- **What needs to be done**: Find all lines in the listing that include the word "俄罗斯用户采购不同种类商品喜欢使用的支付方式", then copy them.
--- BEGIN Provided data ---
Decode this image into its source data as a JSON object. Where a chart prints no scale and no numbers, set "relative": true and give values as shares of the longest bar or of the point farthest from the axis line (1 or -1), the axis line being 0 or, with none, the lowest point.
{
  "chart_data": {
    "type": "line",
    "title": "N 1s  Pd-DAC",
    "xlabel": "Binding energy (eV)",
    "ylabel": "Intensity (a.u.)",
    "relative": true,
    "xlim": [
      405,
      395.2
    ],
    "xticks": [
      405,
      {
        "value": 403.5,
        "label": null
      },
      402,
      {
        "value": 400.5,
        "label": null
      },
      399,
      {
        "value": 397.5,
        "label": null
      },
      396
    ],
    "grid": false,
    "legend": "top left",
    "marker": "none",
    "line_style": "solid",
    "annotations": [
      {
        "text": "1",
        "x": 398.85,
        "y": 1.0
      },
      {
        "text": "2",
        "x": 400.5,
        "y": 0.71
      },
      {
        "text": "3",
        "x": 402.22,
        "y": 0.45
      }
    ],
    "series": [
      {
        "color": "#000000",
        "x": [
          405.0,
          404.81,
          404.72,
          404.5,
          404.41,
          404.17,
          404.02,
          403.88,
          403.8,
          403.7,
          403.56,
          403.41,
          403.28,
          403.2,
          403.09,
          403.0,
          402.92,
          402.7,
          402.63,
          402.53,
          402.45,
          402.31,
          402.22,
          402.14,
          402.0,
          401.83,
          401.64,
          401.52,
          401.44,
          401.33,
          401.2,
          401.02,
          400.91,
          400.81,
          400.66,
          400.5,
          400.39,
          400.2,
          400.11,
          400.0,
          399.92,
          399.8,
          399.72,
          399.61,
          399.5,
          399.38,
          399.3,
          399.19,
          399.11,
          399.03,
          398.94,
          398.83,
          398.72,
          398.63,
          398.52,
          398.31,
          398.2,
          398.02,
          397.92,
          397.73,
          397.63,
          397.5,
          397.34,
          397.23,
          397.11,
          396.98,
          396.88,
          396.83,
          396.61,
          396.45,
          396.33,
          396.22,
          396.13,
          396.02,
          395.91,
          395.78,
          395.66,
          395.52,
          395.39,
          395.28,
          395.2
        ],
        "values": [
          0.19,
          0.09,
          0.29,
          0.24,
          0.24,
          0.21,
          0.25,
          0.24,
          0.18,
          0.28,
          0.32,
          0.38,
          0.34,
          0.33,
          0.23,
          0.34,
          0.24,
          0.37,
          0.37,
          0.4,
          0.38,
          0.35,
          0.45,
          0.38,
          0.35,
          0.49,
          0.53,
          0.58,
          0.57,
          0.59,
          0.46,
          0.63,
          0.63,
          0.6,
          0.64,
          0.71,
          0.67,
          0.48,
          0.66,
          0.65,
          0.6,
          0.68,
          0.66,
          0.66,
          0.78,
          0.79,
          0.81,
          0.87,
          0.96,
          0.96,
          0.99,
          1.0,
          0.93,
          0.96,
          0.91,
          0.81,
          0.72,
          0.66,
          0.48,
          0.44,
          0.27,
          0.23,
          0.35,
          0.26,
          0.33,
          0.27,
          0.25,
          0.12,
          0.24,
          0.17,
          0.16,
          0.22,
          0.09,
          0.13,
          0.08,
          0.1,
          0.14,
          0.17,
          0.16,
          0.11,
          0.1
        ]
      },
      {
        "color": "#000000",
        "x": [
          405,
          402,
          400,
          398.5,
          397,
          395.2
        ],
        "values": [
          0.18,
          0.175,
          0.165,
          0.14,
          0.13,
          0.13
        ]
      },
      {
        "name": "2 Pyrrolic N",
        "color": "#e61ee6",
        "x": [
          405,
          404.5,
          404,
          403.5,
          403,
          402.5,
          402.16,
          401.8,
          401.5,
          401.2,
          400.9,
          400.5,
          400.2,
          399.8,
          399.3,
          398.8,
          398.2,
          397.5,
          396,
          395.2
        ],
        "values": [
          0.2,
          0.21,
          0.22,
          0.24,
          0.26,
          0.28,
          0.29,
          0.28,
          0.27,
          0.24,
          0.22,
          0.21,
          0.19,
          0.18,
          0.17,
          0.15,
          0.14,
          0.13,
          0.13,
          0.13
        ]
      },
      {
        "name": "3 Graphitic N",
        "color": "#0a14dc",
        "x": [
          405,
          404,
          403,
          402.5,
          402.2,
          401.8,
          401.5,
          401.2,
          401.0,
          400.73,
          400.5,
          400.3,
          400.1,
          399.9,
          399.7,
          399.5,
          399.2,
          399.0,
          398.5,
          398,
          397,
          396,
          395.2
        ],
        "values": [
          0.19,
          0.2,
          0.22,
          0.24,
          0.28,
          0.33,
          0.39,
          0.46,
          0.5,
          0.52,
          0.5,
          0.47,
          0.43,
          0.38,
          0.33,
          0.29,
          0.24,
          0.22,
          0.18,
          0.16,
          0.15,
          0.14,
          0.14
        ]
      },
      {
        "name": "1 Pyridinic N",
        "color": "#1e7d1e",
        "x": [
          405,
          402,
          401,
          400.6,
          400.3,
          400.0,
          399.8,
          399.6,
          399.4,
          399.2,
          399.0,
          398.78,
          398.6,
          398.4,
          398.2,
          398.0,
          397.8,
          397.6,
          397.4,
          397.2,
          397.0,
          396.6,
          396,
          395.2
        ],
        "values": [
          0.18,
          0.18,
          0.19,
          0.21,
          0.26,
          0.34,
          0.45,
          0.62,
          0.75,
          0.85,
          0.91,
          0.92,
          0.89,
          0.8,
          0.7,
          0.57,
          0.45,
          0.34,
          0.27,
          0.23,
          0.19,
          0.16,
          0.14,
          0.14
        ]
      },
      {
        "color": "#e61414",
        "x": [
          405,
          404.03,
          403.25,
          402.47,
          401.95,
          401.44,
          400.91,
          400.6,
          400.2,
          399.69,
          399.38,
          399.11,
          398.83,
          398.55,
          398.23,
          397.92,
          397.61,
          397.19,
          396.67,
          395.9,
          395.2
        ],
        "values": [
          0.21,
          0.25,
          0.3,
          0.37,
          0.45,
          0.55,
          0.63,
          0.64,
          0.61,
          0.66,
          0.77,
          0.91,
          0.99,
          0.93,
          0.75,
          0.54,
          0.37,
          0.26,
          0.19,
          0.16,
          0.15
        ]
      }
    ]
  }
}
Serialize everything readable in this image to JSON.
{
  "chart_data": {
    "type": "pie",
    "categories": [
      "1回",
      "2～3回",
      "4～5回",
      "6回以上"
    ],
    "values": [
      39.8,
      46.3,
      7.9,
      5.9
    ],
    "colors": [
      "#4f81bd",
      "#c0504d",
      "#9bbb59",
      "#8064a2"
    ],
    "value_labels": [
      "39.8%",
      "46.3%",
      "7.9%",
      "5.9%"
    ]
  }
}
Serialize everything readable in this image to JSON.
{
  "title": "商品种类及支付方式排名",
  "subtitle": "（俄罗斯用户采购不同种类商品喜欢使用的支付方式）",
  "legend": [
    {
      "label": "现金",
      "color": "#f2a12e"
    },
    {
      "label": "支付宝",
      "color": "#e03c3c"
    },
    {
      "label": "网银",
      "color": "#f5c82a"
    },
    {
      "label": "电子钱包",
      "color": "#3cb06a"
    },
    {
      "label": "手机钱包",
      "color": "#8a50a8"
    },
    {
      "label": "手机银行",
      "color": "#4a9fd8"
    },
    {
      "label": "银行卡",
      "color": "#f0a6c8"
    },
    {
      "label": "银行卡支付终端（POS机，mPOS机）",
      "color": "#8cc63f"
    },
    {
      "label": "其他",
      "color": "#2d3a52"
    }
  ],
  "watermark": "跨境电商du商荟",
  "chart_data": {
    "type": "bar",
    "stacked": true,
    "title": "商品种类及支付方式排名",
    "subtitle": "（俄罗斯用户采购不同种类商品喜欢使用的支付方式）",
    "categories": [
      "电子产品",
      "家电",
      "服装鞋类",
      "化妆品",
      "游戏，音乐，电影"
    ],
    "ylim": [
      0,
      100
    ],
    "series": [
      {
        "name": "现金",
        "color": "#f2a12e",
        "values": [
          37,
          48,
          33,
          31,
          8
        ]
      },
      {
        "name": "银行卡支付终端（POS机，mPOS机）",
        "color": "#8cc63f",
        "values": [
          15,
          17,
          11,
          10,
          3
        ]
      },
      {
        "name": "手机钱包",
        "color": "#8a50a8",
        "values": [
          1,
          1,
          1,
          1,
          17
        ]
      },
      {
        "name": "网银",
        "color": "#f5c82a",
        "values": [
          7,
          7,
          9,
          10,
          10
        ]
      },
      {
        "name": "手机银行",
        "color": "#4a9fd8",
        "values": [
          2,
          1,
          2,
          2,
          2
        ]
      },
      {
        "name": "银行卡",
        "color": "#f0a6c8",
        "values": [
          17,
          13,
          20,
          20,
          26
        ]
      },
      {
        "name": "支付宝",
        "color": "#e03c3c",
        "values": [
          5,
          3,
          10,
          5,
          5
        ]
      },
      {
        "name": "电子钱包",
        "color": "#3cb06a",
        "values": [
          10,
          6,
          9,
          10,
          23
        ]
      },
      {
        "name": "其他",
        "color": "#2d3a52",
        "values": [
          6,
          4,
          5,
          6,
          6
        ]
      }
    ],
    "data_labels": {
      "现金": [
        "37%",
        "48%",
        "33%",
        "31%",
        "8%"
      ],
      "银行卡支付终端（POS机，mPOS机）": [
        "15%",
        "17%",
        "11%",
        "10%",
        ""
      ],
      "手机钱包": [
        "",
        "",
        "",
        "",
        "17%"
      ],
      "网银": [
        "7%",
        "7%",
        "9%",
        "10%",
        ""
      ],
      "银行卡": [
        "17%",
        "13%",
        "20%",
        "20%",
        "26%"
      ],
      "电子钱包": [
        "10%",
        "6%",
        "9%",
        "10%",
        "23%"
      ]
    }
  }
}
--- END Provided data ---
- **Exercise answer**:
  "subtitle": "（俄罗斯用户采购不同种类商品喜欢使用的支付方式）",
    "subtitle": "（俄罗斯用户采购不同种类商品喜欢使用的支付方式）",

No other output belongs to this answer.